** Start **

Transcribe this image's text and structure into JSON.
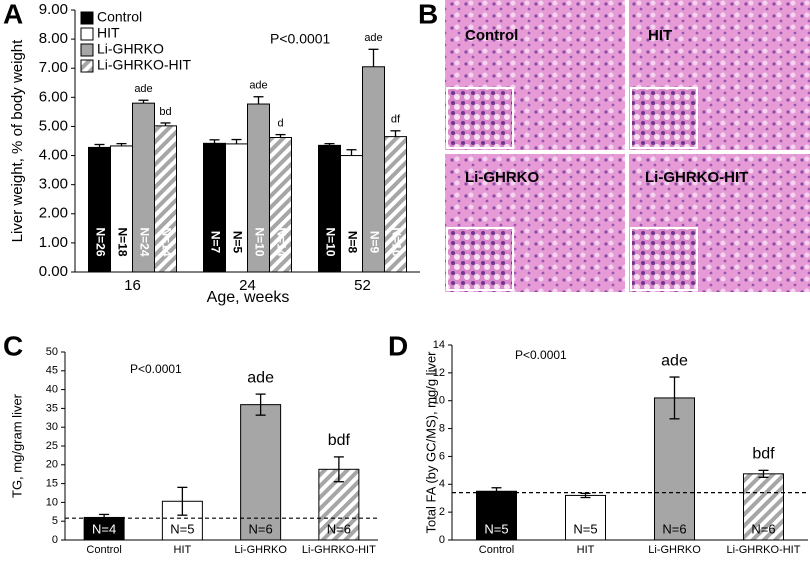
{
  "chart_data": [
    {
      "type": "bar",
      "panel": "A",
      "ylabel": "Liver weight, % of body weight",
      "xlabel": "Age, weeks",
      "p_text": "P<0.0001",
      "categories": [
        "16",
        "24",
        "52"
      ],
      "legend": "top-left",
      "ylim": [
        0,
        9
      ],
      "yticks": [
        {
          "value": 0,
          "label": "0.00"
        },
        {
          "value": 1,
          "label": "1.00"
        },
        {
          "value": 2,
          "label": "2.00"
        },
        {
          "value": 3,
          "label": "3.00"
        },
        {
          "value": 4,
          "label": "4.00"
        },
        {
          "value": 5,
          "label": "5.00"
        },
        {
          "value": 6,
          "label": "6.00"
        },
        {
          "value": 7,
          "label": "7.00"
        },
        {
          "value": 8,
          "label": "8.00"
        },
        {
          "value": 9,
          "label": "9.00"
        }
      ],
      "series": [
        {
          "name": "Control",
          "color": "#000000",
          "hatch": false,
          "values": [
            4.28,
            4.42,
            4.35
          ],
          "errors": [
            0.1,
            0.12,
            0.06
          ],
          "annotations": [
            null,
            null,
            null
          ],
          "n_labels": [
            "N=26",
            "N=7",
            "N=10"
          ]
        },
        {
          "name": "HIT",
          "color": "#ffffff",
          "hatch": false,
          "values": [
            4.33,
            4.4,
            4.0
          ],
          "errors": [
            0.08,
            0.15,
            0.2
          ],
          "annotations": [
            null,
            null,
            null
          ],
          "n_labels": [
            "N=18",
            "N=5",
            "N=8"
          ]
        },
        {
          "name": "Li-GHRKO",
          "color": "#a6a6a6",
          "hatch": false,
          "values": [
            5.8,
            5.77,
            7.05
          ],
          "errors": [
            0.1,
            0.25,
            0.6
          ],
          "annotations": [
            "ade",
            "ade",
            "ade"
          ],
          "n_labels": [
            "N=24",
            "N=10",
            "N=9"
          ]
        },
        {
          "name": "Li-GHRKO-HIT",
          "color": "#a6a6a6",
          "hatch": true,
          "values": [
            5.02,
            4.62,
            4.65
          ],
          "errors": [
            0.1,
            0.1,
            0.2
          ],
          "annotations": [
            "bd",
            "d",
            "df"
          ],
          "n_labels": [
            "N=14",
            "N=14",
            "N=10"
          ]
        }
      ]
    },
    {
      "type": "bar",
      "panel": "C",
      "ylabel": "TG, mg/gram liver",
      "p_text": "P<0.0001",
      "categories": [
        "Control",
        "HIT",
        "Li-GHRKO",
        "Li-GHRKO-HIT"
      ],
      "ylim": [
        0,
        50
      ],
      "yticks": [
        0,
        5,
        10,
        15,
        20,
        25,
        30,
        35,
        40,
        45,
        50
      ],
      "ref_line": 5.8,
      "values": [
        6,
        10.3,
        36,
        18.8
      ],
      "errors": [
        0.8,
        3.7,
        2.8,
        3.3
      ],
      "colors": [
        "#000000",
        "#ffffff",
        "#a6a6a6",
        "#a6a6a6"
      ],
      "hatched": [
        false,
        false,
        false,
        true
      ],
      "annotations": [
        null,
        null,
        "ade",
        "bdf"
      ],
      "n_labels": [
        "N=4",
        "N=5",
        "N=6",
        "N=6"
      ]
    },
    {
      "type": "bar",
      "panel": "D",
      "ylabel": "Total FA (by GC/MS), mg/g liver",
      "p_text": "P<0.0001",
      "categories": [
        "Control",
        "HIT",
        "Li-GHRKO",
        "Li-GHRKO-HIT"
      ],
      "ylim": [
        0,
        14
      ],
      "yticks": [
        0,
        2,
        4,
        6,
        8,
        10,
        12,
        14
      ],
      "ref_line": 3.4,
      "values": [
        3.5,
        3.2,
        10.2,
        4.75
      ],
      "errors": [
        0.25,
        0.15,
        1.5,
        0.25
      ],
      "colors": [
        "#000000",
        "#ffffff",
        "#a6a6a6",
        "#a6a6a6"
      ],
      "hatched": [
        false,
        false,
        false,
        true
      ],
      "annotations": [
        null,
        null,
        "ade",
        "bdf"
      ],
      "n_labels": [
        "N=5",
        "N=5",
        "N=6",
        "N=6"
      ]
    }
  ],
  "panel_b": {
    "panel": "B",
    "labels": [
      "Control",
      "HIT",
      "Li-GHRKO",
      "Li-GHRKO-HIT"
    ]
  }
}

** End **

● Task objective: Scan the lines for the string "ylabel". Copy out each line that matches.

● Exercise output:
      "ylabel": "Liver weight, % of body weight",
      "ylabel": "TG, mg/gram liver",
      "ylabel": "Total FA (by GC/MS), mg/g liver",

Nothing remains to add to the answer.